**Goal**
The required output is the line that contains "Parse this screenshot: output" plus every line after it in the listing below, copied exactly as it appears.

**Provided data**

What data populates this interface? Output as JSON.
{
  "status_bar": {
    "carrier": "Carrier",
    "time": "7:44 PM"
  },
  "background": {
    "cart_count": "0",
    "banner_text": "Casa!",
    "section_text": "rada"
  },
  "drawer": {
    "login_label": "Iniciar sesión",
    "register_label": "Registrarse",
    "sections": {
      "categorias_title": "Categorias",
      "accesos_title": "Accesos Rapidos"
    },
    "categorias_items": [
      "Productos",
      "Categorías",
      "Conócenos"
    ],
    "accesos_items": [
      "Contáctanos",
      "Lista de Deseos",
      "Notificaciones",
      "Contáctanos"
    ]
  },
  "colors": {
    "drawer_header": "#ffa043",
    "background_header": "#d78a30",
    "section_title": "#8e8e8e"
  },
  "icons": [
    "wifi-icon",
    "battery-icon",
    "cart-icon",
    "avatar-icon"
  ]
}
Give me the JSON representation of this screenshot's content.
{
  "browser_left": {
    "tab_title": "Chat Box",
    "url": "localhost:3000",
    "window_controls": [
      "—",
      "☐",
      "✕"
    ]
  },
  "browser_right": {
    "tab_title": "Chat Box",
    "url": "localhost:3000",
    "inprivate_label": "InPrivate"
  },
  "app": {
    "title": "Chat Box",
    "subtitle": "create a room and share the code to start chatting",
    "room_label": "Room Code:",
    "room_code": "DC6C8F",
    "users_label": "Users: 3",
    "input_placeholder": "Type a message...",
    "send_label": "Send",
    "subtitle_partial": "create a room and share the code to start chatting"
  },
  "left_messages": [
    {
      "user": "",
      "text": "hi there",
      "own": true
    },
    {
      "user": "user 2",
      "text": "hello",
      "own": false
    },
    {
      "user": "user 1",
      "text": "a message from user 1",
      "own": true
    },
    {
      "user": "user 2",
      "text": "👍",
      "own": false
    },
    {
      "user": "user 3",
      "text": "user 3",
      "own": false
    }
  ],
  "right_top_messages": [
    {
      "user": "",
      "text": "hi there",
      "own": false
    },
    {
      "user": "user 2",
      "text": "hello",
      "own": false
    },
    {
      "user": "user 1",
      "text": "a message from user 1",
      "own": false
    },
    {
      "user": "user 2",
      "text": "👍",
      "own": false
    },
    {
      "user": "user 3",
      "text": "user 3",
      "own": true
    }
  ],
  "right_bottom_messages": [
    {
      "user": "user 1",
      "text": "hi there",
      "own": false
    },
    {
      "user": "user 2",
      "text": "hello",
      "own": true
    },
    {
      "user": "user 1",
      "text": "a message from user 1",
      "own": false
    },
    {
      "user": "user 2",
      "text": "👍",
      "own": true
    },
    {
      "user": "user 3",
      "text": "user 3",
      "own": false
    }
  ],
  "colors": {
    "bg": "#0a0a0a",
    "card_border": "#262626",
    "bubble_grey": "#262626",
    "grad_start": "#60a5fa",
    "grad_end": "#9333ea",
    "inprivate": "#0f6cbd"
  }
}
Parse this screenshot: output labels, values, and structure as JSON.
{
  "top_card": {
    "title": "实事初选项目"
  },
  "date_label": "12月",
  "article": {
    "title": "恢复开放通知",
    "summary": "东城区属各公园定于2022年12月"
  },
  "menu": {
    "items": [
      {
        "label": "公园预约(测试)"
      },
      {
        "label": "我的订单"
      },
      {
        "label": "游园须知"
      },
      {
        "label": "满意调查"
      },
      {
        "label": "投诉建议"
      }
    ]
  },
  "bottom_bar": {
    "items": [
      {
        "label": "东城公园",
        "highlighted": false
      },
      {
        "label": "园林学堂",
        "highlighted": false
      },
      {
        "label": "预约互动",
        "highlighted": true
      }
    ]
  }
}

**Answer to the problem**
Parse this screenshot: output labels, values, and structure as JSON.
{
  "top_card": {
    "title": "实事初选项目"
  },
  "date_label": "12月",
  "article": {
    "title": "恢复开放通知",
    "summary": "东城区属各公园定于2022年12月"
  },
  "menu": {
    "items": [
      {
        "label": "公园预约(测试)"
      },
      {
        "label": "我的订单"
      },
      {
        "label": "游园须知"
      },
      {
        "label": "满意调查"
      },
      {
        "label": "投诉建议"
      }
    ]
  },
  "bottom_bar": {
    "items": [
      {
        "label": "东城公园",
        "highlighted": false
      },
      {
        "label": "园林学堂",
        "highlighted": false
      },
      {
        "label": "预约互动",
        "highlighted": true
      }
    ]
  }
}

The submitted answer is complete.